* Begin SUPPLIED MATERIAL *
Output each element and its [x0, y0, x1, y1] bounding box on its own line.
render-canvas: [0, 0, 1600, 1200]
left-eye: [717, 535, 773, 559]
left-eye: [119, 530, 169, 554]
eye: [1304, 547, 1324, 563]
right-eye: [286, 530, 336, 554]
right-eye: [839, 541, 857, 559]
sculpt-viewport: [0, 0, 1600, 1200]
* End SUPPLIED MATERIAL *
*YOUR GOAL*.
Output these lines as a JSON list of strings, one string per line, omitting any blank lines.

*THE RESULT*.
[
  "Output each element and its [x0, y0, x1, y1] bounding box on its own line.",
  "render-canvas: [0, 0, 1600, 1200]",
  "left-eye: [717, 535, 773, 559]",
  "left-eye: [119, 530, 169, 554]",
  "eye: [1304, 547, 1324, 563]",
  "right-eye: [286, 530, 336, 554]",
  "right-eye: [839, 541, 857, 559]",
  "sculpt-viewport: [0, 0, 1600, 1200]"
]